PROBLEM TO WORK ON: Of the lines in the data below, count the ones holding the string "BYBIT", and answer with that number only.

Records about charts and figures:
========
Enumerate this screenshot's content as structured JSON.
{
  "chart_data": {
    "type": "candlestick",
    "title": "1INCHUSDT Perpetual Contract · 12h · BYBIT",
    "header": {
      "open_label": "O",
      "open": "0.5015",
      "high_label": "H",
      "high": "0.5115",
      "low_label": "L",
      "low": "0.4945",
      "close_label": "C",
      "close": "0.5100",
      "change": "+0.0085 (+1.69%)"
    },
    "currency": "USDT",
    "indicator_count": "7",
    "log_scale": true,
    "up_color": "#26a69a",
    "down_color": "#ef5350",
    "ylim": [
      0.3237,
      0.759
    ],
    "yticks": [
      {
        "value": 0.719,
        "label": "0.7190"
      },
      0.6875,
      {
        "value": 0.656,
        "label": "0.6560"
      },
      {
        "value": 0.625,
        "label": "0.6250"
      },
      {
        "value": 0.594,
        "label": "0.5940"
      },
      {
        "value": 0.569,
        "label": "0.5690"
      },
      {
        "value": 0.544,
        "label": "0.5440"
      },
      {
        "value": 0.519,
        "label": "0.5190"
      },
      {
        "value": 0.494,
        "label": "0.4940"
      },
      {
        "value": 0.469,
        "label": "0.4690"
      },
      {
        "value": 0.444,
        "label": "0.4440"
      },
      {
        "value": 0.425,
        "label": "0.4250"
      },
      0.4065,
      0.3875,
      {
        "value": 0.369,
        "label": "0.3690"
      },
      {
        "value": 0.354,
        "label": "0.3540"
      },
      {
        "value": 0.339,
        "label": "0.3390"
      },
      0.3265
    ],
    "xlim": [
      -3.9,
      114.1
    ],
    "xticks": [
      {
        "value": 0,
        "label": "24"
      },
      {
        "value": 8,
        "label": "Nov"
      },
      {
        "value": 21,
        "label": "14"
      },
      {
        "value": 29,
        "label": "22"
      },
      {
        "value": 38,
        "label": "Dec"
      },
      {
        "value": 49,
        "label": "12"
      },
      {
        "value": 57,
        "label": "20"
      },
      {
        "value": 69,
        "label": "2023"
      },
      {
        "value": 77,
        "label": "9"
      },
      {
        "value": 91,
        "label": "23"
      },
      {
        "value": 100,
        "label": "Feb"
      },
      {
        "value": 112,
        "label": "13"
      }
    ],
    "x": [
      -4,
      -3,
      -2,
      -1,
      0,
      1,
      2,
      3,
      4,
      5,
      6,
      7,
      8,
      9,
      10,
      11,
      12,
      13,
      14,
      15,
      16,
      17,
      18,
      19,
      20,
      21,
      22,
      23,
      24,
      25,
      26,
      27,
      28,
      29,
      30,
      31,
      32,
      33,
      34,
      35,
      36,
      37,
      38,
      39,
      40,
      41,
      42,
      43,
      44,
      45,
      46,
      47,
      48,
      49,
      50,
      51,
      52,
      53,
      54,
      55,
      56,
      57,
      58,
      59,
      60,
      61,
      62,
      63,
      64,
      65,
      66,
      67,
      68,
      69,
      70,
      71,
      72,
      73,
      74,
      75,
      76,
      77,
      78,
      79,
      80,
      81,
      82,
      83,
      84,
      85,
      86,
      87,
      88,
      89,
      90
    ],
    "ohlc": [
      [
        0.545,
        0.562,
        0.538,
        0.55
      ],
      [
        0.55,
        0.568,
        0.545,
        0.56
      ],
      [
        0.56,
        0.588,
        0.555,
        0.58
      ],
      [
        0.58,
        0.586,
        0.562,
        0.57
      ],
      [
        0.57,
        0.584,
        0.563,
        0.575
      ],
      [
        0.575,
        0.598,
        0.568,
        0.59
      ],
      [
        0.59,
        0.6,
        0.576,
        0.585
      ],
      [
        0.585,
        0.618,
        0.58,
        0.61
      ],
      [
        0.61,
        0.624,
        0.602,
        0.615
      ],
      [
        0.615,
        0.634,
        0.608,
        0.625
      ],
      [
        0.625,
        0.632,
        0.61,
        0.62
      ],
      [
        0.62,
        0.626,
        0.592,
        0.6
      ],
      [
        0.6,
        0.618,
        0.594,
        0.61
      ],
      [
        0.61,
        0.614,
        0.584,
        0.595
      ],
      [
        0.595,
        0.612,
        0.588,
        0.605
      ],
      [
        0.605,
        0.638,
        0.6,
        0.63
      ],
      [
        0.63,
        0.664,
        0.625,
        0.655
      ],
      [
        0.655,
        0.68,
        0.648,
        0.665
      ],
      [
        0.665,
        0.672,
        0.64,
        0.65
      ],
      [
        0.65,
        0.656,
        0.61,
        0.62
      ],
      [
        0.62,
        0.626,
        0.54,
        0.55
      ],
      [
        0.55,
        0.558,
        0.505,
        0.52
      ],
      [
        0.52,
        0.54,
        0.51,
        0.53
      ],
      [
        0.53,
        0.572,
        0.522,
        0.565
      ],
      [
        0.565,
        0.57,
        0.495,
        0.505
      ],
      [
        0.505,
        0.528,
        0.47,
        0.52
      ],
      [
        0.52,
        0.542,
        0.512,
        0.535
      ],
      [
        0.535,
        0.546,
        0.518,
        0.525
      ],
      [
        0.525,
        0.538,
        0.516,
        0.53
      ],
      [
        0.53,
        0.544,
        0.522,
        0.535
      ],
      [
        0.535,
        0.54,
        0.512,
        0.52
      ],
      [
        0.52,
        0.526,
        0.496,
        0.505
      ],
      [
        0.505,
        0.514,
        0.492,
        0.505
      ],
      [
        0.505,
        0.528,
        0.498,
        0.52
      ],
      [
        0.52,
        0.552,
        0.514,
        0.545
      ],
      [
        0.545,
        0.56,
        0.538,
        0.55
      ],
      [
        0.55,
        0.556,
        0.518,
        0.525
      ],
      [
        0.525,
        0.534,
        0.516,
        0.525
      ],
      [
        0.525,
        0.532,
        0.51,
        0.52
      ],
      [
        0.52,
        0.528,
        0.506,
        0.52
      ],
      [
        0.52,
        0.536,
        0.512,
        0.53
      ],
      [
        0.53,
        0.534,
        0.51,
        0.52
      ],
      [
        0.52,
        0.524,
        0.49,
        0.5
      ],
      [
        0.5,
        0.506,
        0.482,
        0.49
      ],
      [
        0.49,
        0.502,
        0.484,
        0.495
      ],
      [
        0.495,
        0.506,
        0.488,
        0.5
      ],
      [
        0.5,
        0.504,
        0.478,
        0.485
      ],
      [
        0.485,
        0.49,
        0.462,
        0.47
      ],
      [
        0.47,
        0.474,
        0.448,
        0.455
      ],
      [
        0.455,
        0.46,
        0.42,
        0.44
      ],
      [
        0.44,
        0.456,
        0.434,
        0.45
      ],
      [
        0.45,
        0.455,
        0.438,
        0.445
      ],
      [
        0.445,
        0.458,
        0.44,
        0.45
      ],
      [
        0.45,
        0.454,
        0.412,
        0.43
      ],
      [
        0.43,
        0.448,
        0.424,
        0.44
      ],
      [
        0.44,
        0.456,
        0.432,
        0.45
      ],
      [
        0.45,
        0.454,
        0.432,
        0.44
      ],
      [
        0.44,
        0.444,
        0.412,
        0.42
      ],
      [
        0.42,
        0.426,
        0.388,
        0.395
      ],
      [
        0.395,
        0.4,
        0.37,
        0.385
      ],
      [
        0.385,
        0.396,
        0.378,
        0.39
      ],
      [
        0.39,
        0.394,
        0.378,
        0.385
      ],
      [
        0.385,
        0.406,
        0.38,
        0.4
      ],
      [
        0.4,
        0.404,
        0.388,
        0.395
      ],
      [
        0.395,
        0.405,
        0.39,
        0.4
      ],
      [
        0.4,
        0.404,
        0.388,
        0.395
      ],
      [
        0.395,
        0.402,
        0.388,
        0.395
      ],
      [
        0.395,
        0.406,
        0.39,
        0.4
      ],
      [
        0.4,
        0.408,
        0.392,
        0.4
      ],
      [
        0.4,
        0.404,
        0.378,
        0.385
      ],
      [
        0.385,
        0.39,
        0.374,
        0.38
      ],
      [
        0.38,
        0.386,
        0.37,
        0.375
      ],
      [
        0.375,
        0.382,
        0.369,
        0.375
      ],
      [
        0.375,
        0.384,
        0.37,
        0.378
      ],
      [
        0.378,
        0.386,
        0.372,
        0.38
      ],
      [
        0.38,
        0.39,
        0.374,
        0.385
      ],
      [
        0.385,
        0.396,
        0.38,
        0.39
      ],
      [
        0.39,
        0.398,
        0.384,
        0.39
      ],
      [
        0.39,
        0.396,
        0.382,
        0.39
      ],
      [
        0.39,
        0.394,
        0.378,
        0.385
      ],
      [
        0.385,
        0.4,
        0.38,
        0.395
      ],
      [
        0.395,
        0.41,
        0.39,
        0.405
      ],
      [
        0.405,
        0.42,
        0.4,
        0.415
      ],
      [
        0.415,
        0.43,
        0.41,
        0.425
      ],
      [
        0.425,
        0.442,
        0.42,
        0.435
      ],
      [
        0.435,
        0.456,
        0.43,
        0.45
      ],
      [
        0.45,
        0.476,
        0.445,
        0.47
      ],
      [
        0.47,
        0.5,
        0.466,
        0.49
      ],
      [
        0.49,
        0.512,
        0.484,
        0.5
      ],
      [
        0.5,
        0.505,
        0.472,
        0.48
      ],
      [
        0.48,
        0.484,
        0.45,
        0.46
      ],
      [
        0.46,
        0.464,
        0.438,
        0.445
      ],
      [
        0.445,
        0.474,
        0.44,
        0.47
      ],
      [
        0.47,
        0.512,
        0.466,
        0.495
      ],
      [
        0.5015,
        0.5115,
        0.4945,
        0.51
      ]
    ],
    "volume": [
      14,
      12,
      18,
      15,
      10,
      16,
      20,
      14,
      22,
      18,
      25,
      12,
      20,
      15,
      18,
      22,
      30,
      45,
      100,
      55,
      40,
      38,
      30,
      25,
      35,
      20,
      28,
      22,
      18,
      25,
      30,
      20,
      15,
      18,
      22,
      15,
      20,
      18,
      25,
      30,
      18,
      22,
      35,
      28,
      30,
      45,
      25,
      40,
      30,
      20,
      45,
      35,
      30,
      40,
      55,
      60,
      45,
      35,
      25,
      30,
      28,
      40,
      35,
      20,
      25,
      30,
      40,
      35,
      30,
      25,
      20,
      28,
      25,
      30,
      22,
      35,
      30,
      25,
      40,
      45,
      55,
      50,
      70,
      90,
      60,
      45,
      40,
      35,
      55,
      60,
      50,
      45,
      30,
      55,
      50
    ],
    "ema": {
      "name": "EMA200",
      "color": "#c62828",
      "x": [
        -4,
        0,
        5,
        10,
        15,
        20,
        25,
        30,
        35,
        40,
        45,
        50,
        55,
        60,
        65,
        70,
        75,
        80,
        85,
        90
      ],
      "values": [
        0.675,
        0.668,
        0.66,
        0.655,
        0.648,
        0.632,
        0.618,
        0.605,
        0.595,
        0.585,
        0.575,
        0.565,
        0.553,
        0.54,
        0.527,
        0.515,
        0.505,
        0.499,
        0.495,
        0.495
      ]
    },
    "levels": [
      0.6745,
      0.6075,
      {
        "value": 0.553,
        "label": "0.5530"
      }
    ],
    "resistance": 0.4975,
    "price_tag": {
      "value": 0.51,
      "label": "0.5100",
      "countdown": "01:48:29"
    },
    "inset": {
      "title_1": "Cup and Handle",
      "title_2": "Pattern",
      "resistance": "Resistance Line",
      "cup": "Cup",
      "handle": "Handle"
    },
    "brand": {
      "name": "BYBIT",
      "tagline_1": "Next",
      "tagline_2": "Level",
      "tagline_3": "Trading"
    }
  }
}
========
SOLVED EXERCISE: 2